== Extracted records ==
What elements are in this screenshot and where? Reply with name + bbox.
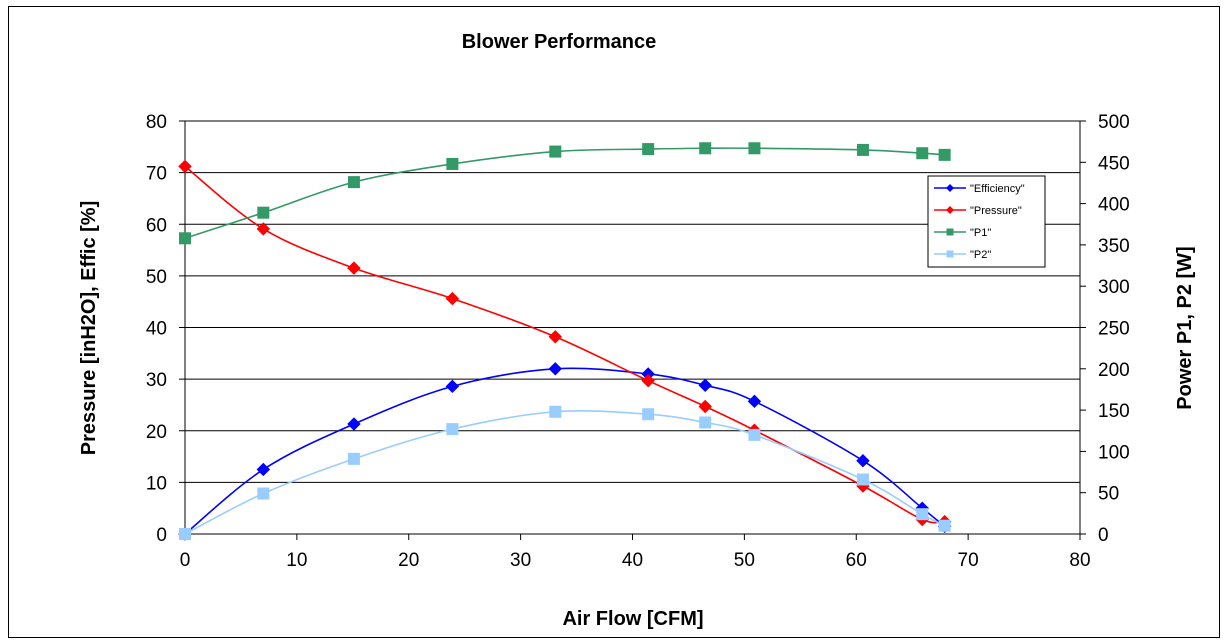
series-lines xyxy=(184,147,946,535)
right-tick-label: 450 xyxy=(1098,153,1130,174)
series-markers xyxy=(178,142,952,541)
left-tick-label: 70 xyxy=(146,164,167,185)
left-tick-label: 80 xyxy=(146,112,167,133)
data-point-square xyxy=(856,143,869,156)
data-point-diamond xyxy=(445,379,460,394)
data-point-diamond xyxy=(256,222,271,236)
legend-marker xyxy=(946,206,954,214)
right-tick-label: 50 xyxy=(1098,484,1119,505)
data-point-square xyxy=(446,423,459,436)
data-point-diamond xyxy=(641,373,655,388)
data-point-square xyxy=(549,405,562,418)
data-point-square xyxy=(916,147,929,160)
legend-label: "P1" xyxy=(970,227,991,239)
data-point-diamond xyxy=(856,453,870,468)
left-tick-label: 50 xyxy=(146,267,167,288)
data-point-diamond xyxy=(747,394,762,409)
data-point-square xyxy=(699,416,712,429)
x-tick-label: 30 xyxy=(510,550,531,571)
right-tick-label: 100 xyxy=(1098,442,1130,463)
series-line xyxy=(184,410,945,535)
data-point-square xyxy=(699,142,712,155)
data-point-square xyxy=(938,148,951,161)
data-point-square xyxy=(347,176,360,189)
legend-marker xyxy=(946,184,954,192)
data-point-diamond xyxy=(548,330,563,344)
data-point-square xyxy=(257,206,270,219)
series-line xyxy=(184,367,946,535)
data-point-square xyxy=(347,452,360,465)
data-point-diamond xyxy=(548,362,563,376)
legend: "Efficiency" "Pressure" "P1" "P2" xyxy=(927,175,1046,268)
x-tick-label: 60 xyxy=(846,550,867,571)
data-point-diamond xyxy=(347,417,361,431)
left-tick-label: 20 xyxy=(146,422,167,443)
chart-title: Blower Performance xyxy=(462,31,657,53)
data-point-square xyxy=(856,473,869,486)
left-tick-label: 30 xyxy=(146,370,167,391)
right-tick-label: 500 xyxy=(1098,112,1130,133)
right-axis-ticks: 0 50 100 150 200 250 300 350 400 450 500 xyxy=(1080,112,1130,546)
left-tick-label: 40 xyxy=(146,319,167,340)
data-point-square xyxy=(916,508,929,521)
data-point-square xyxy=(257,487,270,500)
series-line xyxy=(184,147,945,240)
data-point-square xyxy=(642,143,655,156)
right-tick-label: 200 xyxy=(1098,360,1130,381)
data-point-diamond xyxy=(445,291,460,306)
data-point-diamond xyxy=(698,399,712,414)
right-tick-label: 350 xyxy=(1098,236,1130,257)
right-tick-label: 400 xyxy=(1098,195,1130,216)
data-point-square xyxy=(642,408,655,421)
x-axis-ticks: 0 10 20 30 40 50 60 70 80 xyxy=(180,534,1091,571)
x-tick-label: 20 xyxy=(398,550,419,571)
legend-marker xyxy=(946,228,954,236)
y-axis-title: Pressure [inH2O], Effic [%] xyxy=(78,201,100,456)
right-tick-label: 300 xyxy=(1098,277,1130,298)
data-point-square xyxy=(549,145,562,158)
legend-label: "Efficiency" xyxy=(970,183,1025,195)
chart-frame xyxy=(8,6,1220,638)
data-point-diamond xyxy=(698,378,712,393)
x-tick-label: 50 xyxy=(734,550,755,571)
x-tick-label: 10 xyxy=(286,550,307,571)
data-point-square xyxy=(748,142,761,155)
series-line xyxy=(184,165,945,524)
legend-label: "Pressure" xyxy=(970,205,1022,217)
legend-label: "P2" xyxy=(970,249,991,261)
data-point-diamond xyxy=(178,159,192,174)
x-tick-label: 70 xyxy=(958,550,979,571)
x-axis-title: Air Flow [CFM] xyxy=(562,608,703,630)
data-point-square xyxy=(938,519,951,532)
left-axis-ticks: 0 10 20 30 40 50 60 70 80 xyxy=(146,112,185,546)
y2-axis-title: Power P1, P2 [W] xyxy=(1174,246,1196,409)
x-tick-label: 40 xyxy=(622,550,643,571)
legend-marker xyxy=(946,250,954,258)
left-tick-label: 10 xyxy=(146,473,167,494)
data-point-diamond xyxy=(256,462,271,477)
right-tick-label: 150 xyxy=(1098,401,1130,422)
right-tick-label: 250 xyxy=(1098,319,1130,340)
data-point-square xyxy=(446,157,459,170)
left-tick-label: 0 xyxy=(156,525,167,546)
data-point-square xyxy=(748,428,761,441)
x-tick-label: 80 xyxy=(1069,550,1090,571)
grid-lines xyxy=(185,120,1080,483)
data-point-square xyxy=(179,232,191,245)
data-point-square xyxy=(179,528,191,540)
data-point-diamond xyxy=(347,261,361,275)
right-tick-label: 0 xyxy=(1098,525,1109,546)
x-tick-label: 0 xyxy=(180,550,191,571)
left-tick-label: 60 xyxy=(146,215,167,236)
===
== Extracted records ==
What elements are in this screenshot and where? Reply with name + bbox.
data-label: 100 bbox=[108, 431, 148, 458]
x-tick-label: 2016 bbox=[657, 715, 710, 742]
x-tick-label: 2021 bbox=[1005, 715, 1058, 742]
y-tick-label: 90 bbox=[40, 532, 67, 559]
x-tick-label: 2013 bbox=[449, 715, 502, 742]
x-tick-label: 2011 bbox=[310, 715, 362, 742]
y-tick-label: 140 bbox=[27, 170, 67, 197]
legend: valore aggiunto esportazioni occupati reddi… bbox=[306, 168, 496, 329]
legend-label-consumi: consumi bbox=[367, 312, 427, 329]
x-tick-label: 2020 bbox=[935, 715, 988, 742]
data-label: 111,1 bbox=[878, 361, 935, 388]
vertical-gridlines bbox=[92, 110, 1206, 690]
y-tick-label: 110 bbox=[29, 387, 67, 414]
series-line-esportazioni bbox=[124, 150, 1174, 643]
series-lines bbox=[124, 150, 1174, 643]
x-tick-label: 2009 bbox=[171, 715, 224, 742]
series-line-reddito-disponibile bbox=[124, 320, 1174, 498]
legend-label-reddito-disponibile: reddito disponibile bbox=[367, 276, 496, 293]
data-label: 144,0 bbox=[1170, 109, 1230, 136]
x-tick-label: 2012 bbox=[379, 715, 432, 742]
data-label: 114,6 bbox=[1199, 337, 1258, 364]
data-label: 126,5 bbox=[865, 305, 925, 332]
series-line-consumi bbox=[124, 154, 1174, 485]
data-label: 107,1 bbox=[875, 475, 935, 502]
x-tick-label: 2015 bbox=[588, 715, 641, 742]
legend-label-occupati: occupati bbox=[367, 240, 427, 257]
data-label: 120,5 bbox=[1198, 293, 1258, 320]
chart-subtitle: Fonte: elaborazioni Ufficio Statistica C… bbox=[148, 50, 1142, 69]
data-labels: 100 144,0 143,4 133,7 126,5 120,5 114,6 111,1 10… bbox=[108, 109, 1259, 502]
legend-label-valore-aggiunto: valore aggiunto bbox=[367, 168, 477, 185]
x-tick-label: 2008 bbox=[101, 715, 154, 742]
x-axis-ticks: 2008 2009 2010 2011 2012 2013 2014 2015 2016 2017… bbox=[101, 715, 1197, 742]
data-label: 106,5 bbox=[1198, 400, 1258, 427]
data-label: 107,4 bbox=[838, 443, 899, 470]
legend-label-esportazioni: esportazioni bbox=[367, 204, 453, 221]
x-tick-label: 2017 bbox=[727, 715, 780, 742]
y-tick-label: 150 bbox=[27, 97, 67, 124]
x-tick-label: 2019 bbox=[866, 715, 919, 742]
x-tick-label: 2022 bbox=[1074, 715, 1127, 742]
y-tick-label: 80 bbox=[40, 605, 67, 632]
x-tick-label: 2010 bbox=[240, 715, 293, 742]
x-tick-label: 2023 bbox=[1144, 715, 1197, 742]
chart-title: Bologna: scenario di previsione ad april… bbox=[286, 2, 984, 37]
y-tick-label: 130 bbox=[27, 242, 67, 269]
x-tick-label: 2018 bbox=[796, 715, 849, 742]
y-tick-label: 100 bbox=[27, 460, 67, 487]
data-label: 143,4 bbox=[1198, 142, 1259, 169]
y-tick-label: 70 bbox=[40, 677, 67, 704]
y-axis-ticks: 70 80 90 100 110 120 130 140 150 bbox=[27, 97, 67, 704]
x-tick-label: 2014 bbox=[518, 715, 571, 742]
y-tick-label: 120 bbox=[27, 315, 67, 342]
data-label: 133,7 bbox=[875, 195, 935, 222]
===
### Stated task
Copy the entries unchanged, from the line containing "series-lines xyxy=(184,147,946,535)" through the line containing "left-tick-label: 50 xyxy=(146,267,167,288)", including both of those lines.

### Solved exercise
series-lines xyxy=(184,147,946,535)
right-tick-label: 450 xyxy=(1098,153,1130,174)
series-markers xyxy=(178,142,952,541)
left-tick-label: 70 xyxy=(146,164,167,185)
left-tick-label: 80 xyxy=(146,112,167,133)
data-point-square xyxy=(856,143,869,156)
data-point-diamond xyxy=(445,379,460,394)
data-point-diamond xyxy=(256,222,271,236)
legend-marker xyxy=(946,206,954,214)
right-tick-label: 50 xyxy=(1098,484,1119,505)
data-point-square xyxy=(446,423,459,436)
data-point-diamond xyxy=(641,373,655,388)
data-point-square xyxy=(549,405,562,418)
data-point-square xyxy=(916,147,929,160)
legend-label: "P1" xyxy=(970,227,991,239)
data-point-diamond xyxy=(856,453,870,468)
left-tick-label: 50 xyxy=(146,267,167,288)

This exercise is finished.